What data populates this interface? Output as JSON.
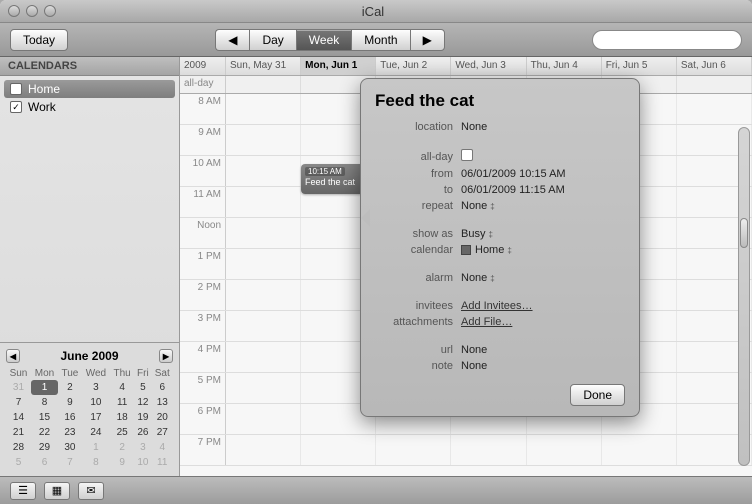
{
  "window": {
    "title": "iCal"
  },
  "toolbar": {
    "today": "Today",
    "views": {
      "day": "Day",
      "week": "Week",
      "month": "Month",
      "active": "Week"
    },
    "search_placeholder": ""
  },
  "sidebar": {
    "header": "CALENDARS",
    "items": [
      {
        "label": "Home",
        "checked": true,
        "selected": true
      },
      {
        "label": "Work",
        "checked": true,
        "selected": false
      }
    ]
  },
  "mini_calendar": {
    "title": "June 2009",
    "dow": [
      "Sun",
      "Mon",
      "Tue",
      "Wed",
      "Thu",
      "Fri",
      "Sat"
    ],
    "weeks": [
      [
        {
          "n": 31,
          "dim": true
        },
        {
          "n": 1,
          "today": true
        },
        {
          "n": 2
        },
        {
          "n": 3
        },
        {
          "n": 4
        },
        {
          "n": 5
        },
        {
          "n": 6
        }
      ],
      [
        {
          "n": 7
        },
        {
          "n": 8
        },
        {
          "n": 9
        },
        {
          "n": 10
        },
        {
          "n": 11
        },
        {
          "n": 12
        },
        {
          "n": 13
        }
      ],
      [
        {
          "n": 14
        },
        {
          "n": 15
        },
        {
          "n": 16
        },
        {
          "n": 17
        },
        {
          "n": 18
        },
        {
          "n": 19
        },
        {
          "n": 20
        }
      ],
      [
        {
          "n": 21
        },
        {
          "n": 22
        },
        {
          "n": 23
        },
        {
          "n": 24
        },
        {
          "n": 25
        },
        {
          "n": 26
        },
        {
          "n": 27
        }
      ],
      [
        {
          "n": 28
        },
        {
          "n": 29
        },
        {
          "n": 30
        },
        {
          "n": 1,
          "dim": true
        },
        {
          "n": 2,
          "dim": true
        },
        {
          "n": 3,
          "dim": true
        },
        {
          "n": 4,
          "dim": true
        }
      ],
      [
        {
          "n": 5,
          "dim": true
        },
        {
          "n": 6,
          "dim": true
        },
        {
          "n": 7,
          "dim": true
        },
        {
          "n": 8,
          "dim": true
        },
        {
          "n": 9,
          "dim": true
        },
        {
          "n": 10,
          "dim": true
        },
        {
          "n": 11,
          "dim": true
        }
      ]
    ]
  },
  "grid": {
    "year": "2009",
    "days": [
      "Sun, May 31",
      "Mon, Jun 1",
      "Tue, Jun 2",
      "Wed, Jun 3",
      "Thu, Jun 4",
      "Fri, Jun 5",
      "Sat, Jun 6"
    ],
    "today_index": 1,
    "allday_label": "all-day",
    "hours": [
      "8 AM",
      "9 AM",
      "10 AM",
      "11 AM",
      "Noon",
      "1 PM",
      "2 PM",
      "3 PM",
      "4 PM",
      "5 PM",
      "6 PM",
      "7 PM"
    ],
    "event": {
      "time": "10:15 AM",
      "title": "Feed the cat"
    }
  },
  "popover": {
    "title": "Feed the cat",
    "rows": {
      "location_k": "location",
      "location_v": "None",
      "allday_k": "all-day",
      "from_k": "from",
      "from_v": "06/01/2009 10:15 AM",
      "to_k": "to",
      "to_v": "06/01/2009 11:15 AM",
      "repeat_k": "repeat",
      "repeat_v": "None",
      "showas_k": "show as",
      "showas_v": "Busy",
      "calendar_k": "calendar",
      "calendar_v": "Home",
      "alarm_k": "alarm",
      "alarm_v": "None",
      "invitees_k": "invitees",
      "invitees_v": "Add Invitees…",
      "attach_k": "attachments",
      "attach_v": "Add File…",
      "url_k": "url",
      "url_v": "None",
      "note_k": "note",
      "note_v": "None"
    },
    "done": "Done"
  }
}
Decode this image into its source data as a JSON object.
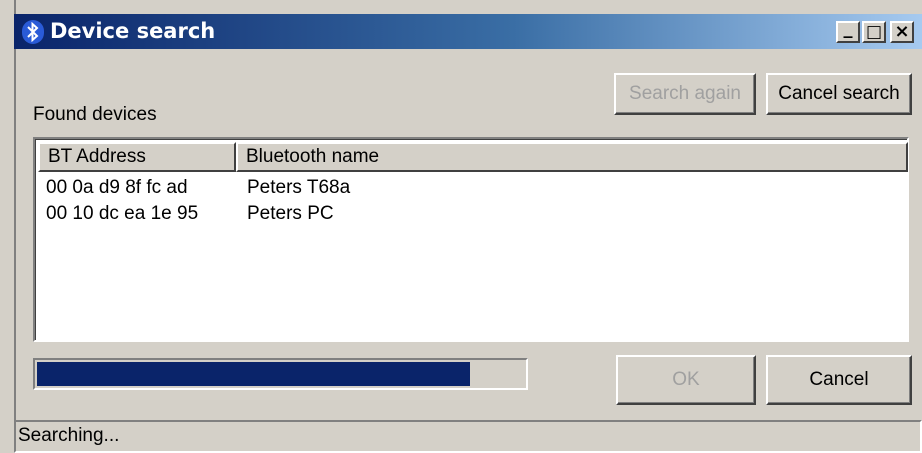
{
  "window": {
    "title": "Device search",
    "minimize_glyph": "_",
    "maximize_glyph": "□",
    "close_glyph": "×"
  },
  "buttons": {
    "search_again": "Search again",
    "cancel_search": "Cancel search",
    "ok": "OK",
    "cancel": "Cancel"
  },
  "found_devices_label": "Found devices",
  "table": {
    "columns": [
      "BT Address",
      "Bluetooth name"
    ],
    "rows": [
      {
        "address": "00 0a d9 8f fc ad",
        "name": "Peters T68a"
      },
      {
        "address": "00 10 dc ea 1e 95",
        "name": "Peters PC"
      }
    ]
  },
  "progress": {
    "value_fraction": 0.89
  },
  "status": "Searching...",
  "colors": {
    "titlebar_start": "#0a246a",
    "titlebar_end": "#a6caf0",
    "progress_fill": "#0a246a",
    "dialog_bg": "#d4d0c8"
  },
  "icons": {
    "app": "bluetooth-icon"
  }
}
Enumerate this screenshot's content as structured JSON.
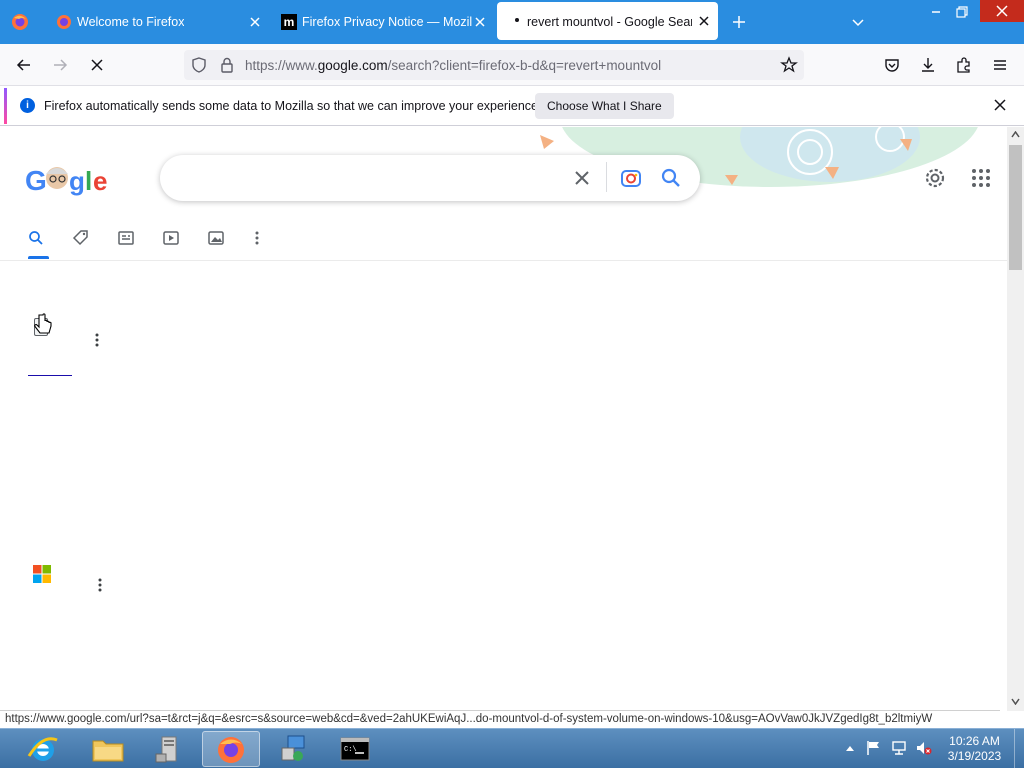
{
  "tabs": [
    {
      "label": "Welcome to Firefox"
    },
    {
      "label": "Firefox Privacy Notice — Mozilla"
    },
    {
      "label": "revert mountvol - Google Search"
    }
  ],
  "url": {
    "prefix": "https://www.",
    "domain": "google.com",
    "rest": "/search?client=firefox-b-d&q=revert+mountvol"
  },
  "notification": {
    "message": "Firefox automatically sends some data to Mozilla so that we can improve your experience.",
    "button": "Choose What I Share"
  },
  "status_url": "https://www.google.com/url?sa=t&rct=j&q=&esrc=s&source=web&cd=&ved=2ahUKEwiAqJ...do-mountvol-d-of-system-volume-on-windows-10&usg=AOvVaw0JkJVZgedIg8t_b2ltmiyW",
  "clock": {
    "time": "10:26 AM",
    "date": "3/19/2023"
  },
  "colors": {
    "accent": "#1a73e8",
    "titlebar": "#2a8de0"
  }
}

INSTRUCTION = Copy the listing exactly. Any image in it stays out of the copy.

EXPECTED ANSWER =
What data populates this interface? Output as JSON.
{
  "window": {
    "title": "iCal"
  },
  "toolbar": {
    "today": "Today",
    "views": {
      "day": "Day",
      "week": "Week",
      "month": "Month",
      "active": "Week"
    },
    "search_placeholder": ""
  },
  "sidebar": {
    "header": "CALENDARS",
    "items": [
      {
        "label": "Home",
        "checked": true,
        "selected": true
      },
      {
        "label": "Work",
        "checked": true,
        "selected": false
      }
    ]
  },
  "mini_calendar": {
    "title": "June 2009",
    "dow": [
      "Sun",
      "Mon",
      "Tue",
      "Wed",
      "Thu",
      "Fri",
      "Sat"
    ],
    "weeks": [
      [
        {
          "n": 31,
          "dim": true
        },
        {
          "n": 1,
          "today": true
        },
        {
          "n": 2
        },
        {
          "n": 3
        },
        {
          "n": 4
        },
        {
          "n": 5
        },
        {
          "n": 6
        }
      ],
      [
        {
          "n": 7
        },
        {
          "n": 8
        },
        {
          "n": 9
        },
        {
          "n": 10
        },
        {
          "n": 11
        },
        {
          "n": 12
        },
        {
          "n": 13
        }
      ],
      [
        {
          "n": 14
        },
        {
          "n": 15
        },
        {
          "n": 16
        },
        {
          "n": 17
        },
        {
          "n": 18
        },
        {
          "n": 19
        },
        {
          "n": 20
        }
      ],
      [
        {
          "n": 21
        },
        {
          "n": 22
        },
        {
          "n": 23
        },
        {
          "n": 24
        },
        {
          "n": 25
        },
        {
          "n": 26
        },
        {
          "n": 27
        }
      ],
      [
        {
          "n": 28
        },
        {
          "n": 29
        },
        {
          "n": 30
        },
        {
          "n": 1,
          "dim": true
        },
        {
          "n": 2,
          "dim": true
        },
        {
          "n": 3,
          "dim": true
        },
        {
          "n": 4,
          "dim": true
        }
      ],
      [
        {
          "n": 5,
          "dim": true
        },
        {
          "n": 6,
          "dim": true
        },
        {
          "n": 7,
          "dim": true
        },
        {
          "n": 8,
          "dim": true
        },
        {
          "n": 9,
          "dim": true
        },
        {
          "n": 10,
          "dim": true
        },
        {
          "n": 11,
          "dim": true
        }
      ]
    ]
  },
  "grid": {
    "year": "2009",
    "days": [
      "Sun, May 31",
      "Mon, Jun 1",
      "Tue, Jun 2",
      "Wed, Jun 3",
      "Thu, Jun 4",
      "Fri, Jun 5",
      "Sat, Jun 6"
    ],
    "today_index": 1,
    "allday_label": "all-day",
    "hours": [
      "8 AM",
      "9 AM",
      "10 AM",
      "11 AM",
      "Noon",
      "1 PM",
      "2 PM",
      "3 PM",
      "4 PM",
      "5 PM",
      "6 PM",
      "7 PM"
    ],
    "event": {
      "time": "10:15 AM",
      "title": "Feed the cat"
    }
  },
  "popover": {
    "title": "Feed the cat",
    "rows": {
      "location_k": "location",
      "location_v": "None",
      "allday_k": "all-day",
      "from_k": "from",
      "from_v": "06/01/2009 10:15 AM",
      "to_k": "to",
      "to_v": "06/01/2009 11:15 AM",
      "repeat_k": "repeat",
      "repeat_v": "None",
      "showas_k": "show as",
      "showas_v": "Busy",
      "calendar_k": "calendar",
      "calendar_v": "Home",
      "alarm_k": "alarm",
      "alarm_v": "None",
      "invitees_k": "invitees",
      "invitees_v": "Add Invitees…",
      "attach_k": "attachments",
      "attach_v": "Add File…",
      "url_k": "url",
      "url_v": "None",
      "note_k": "note",
      "note_v": "None"
    },
    "done": "Done"
  }
}
Decode this image into its source data as a JSON object.
{
  "window": {
    "title": "Device search",
    "minimize_glyph": "_",
    "maximize_glyph": "□",
    "close_glyph": "×"
  },
  "buttons": {
    "search_again": "Search again",
    "cancel_search": "Cancel search",
    "ok": "OK",
    "cancel": "Cancel"
  },
  "found_devices_label": "Found devices",
  "table": {
    "columns": [
      "BT Address",
      "Bluetooth name"
    ],
    "rows": [
      {
        "address": "00 0a d9 8f fc ad",
        "name": "Peters T68a"
      },
      {
        "address": "00 10 dc ea 1e 95",
        "name": "Peters PC"
      }
    ]
  },
  "progress": {
    "value_fraction": 0.89
  },
  "status": "Searching...",
  "colors": {
    "titlebar_start": "#0a246a",
    "titlebar_end": "#a6caf0",
    "progress_fill": "#0a246a",
    "dialog_bg": "#d4d0c8"
  },
  "icons": {
    "app": "bluetooth-icon"
  }
}
Enumerate this screenshot's content as structured JSON.
{
  "tabs": [
    {
      "label": "Welcome to Firefox"
    },
    {
      "label": "Firefox Privacy Notice — Mozilla"
    },
    {
      "label": "revert mountvol - Google Search"
    }
  ],
  "url": {
    "prefix": "https://www.",
    "domain": "google.com",
    "rest": "/search?client=firefox-b-d&q=revert+mountvol"
  },
  "notification": {
    "message": "Firefox automatically sends some data to Mozilla so that we can improve your experience.",
    "button": "Choose What I Share"
  },
  "status_url": "https://www.google.com/url?sa=t&rct=j&q=&esrc=s&source=web&cd=&ved=2ahUKEwiAqJ...do-mountvol-d-of-system-volume-on-windows-10&usg=AOvVaw0JkJVZgedIg8t_b2ltmiyW",
  "clock": {
    "time": "10:26 AM",
    "date": "3/19/2023"
  },
  "colors": {
    "accent": "#1a73e8",
    "titlebar": "#2a8de0"
  }
}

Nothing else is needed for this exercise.